:: Extracted information

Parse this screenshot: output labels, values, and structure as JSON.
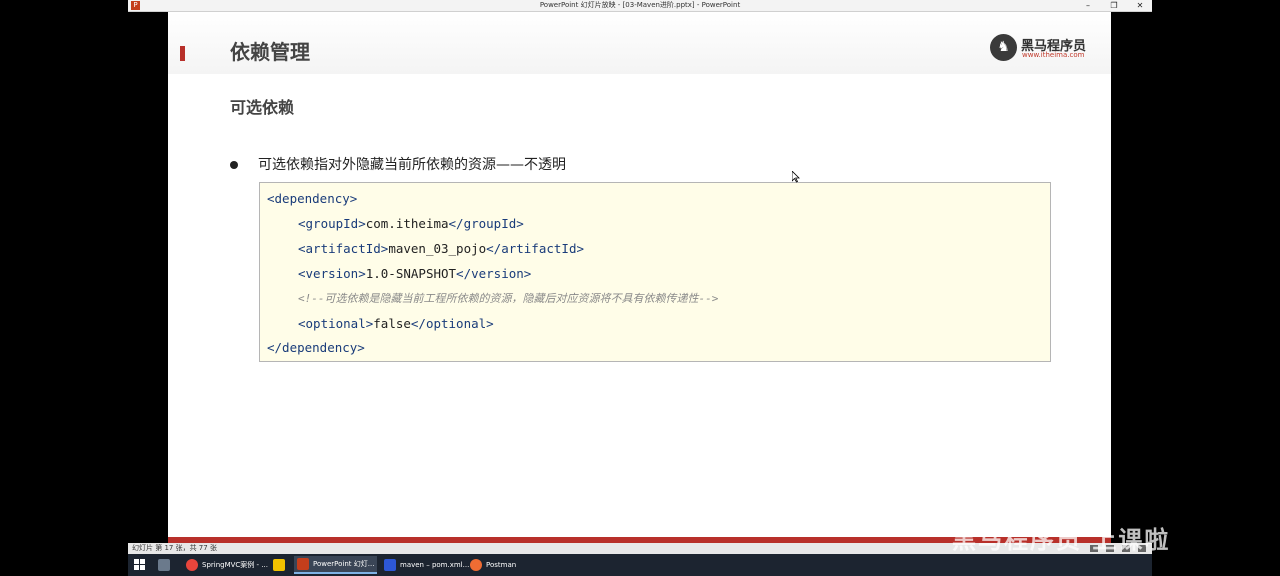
{
  "window": {
    "title": "PowerPoint 幻灯片放映 - [03-Maven进阶.pptx] - PowerPoint",
    "controls": [
      "–",
      "❐",
      "✕"
    ]
  },
  "slide": {
    "title": "依赖管理",
    "logo": {
      "name": "黑马程序员",
      "url": "www.itheima.com"
    },
    "subtitle": "可选依赖",
    "bullet": "可选依赖指对外隐藏当前所依赖的资源——不透明",
    "code": {
      "l1_open": "<dependency>",
      "l2_open": "<groupId>",
      "l2_value": "com.itheima",
      "l2_close": "</groupId>",
      "l3_open": "<artifactId>",
      "l3_value": "maven_03_pojo",
      "l3_close": "</artifactId>",
      "l4_open": "<version>",
      "l4_value": "1.0-SNAPSHOT",
      "l4_close": "</version>",
      "l5_comment": "<!--可选依赖是隐藏当前工程所依赖的资源，隐藏后对应资源将不具有依赖传递性-->",
      "l6_open": "<optional>",
      "l6_value": "false",
      "l6_close": "</optional>",
      "l7_close": "</dependency>"
    }
  },
  "statusbar": {
    "text": "幻灯片 第 17 张，共 77 张"
  },
  "watermark": "黑马程序员 上课啦",
  "taskbar": {
    "items": [
      {
        "label": "SpringMVC案例 - ...",
        "color": "#e8453c"
      },
      {
        "label": "",
        "color": "#f2c200"
      },
      {
        "label": "PowerPoint 幻灯...",
        "color": "#c43e1c"
      },
      {
        "label": "maven – pom.xml...",
        "color": "#2d57d6"
      },
      {
        "label": "Postman",
        "color": "#ef6c33"
      }
    ]
  },
  "colors": {
    "accent": "#b8302a",
    "code_bg": "#fffde8",
    "tag": "#1a3c7a"
  }
}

::::

### [Work to complete]
In your copy of the records, include no pictures; repeat everything else exactly.

### [In response]
Parse this screenshot: output labels, values, and structure as JSON.
{
  "window": {
    "title": "PowerPoint 幻灯片放映 - [03-Maven进阶.pptx] - PowerPoint",
    "controls": [
      "–",
      "❐",
      "✕"
    ]
  },
  "slide": {
    "title": "依赖管理",
    "logo": {
      "name": "黑马程序员",
      "url": "www.itheima.com"
    },
    "subtitle": "可选依赖",
    "bullet": "可选依赖指对外隐藏当前所依赖的资源——不透明",
    "code": {
      "l1_open": "<dependency>",
      "l2_open": "<groupId>",
      "l2_value": "com.itheima",
      "l2_close": "</groupId>",
      "l3_open": "<artifactId>",
      "l3_value": "maven_03_pojo",
      "l3_close": "</artifactId>",
      "l4_open": "<version>",
      "l4_value": "1.0-SNAPSHOT",
      "l4_close": "</version>",
      "l5_comment": "<!--可选依赖是隐藏当前工程所依赖的资源，隐藏后对应资源将不具有依赖传递性-->",
      "l6_open": "<optional>",
      "l6_value": "false",
      "l6_close": "</optional>",
      "l7_close": "</dependency>"
    }
  },
  "statusbar": {
    "text": "幻灯片 第 17 张，共 77 张"
  },
  "watermark": "黑马程序员 上课啦",
  "taskbar": {
    "items": [
      {
        "label": "SpringMVC案例 - ...",
        "color": "#e8453c"
      },
      {
        "label": "",
        "color": "#f2c200"
      },
      {
        "label": "PowerPoint 幻灯...",
        "color": "#c43e1c"
      },
      {
        "label": "maven – pom.xml...",
        "color": "#2d57d6"
      },
      {
        "label": "Postman",
        "color": "#ef6c33"
      }
    ]
  },
  "colors": {
    "accent": "#b8302a",
    "code_bg": "#fffde8",
    "tag": "#1a3c7a"
  }
}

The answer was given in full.